■ GOAL OF THE EXERCISE: Count the lines in the records below that contain the word "tonight", and reply with only that number.

■ SUPPLIED ENTRIES:
════

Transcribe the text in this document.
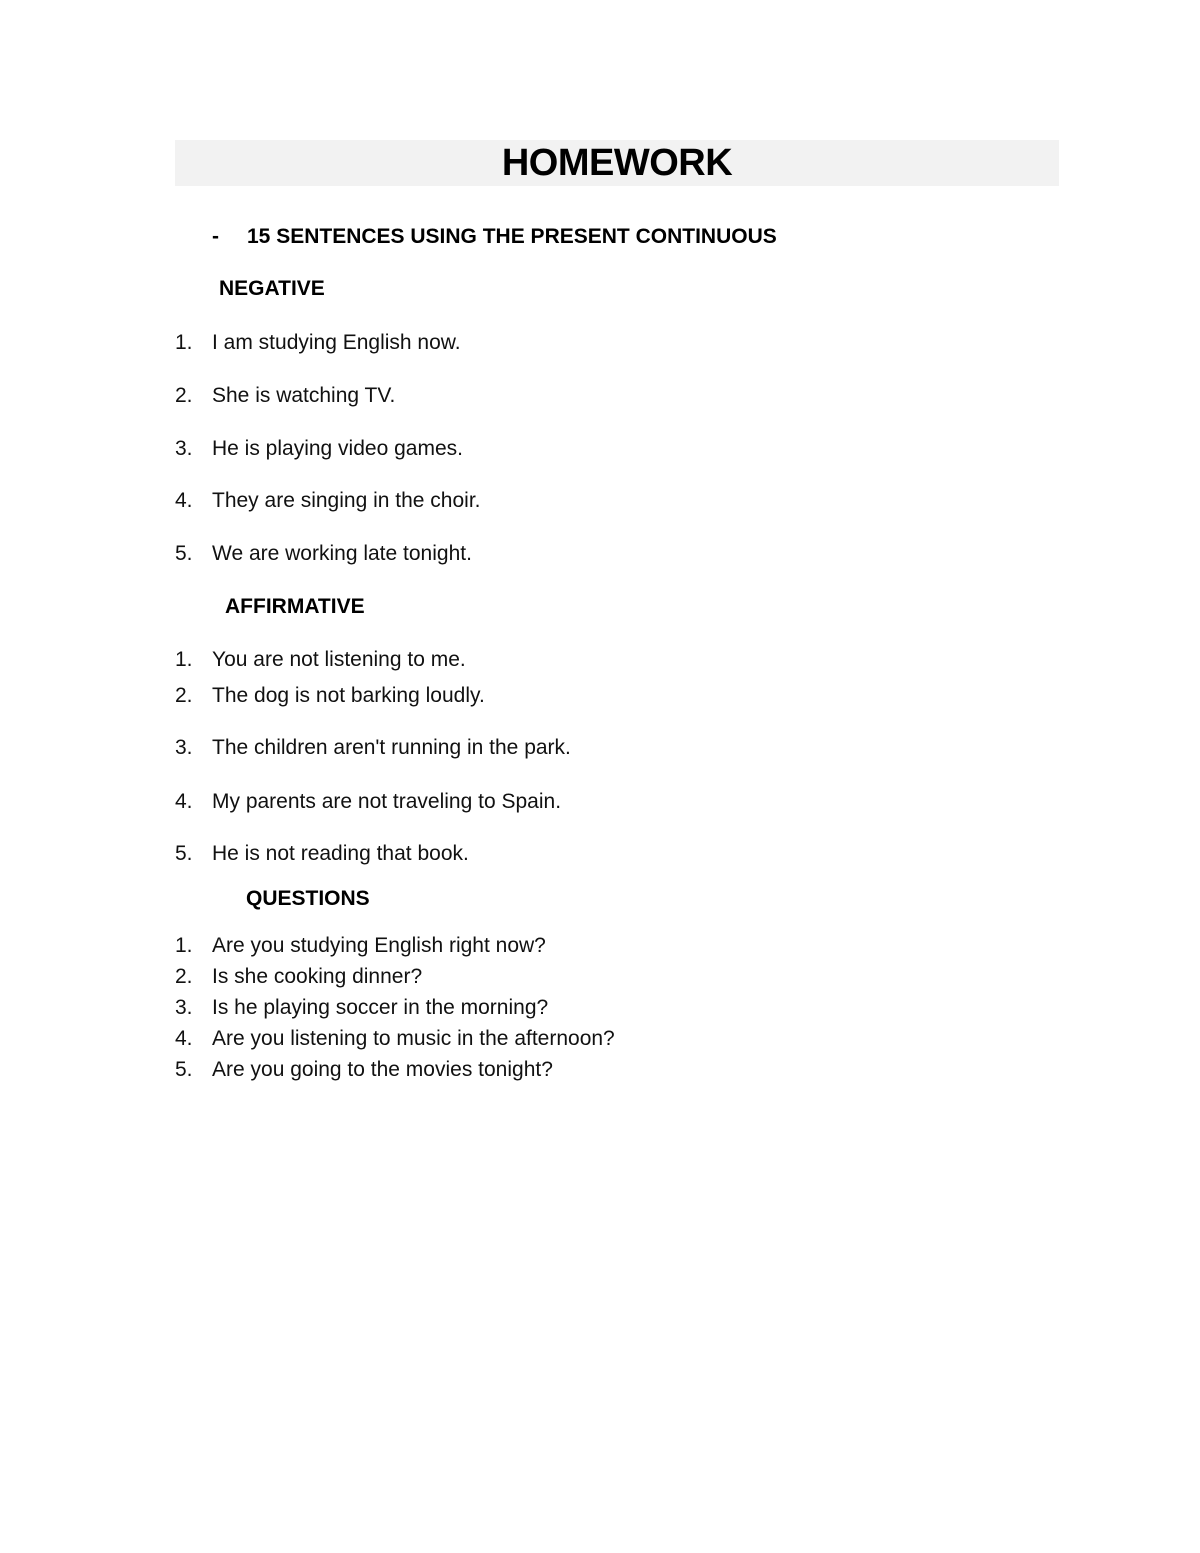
HOMEWORK
- 15 SENTENCES USING THE PRESENT CONTINUOUS
NEGATIVE
1. I am studying English now.
2. She is watching TV.
3. He is playing video games.
4. They are singing in the choir.
5. We are working late tonight.
AFFIRMATIVE
1. You are not listening to me.
2. The dog is not barking loudly.
3. The children aren't running in the park.
4. My parents are not traveling to Spain.
5. He is not reading that book.
QUESTIONS
1. Are you studying English right now?
2. Is she cooking dinner?
3. Is he playing soccer in the morning?
4. Are you listening to music in the afternoon?
5. Are you going to the movies tonight?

════

■ ANSWER TO THIS TASK: 2